**YOUR TASK**
Exactly reproduce each line of the listing that follows.

.....

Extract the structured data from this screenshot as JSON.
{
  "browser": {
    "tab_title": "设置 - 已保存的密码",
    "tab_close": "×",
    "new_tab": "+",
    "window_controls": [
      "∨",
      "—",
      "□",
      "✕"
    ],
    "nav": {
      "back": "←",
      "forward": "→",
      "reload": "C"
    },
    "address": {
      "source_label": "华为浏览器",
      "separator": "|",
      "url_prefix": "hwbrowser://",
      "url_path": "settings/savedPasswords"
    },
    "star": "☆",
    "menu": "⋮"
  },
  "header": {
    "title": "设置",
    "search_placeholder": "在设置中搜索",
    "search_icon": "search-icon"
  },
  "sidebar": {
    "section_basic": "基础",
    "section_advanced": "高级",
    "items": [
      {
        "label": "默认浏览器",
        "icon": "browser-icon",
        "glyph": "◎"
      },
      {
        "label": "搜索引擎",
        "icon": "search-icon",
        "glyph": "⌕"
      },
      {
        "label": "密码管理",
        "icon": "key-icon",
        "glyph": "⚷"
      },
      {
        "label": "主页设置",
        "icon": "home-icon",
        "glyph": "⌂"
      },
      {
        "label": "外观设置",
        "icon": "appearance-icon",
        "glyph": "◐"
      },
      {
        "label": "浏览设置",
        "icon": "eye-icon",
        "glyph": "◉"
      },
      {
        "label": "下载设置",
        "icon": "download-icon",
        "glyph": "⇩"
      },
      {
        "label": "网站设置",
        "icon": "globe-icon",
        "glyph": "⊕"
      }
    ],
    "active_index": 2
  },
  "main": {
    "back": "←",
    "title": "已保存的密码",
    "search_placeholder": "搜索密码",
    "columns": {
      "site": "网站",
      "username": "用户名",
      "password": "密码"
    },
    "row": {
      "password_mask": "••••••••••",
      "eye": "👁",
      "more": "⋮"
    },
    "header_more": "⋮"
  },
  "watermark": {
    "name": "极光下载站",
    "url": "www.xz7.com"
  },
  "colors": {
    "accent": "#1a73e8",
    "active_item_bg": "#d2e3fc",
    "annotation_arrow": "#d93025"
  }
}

.....

**ANSWER TO THIS EXERCISE**
Extract the structured data from this screenshot as JSON.
{
  "browser": {
    "tab_title": "设置 - 已保存的密码",
    "tab_close": "×",
    "new_tab": "+",
    "window_controls": [
      "∨",
      "—",
      "□",
      "✕"
    ],
    "nav": {
      "back": "←",
      "forward": "→",
      "reload": "C"
    },
    "address": {
      "source_label": "华为浏览器",
      "separator": "|",
      "url_prefix": "hwbrowser://",
      "url_path": "settings/savedPasswords"
    },
    "star": "☆",
    "menu": "⋮"
  },
  "header": {
    "title": "设置",
    "search_placeholder": "在设置中搜索",
    "search_icon": "search-icon"
  },
  "sidebar": {
    "section_basic": "基础",
    "section_advanced": "高级",
    "items": [
      {
        "label": "默认浏览器",
        "icon": "browser-icon",
        "glyph": "◎"
      },
      {
        "label": "搜索引擎",
        "icon": "search-icon",
        "glyph": "⌕"
      },
      {
        "label": "密码管理",
        "icon": "key-icon",
        "glyph": "⚷"
      },
      {
        "label": "主页设置",
        "icon": "home-icon",
        "glyph": "⌂"
      },
      {
        "label": "外观设置",
        "icon": "appearance-icon",
        "glyph": "◐"
      },
      {
        "label": "浏览设置",
        "icon": "eye-icon",
        "glyph": "◉"
      },
      {
        "label": "下载设置",
        "icon": "download-icon",
        "glyph": "⇩"
      },
      {
        "label": "网站设置",
        "icon": "globe-icon",
        "glyph": "⊕"
      }
    ],
    "active_index": 2
  },
  "main": {
    "back": "←",
    "title": "已保存的密码",
    "search_placeholder": "搜索密码",
    "columns": {
      "site": "网站",
      "username": "用户名",
      "password": "密码"
    },
    "row": {
      "password_mask": "••••••••••",
      "eye": "👁",
      "more": "⋮"
    },
    "header_more": "⋮"
  },
  "watermark": {
    "name": "极光下载站",
    "url": "www.xz7.com"
  },
  "colors": {
    "accent": "#1a73e8",
    "active_item_bg": "#d2e3fc",
    "annotation_arrow": "#d93025"
  }
}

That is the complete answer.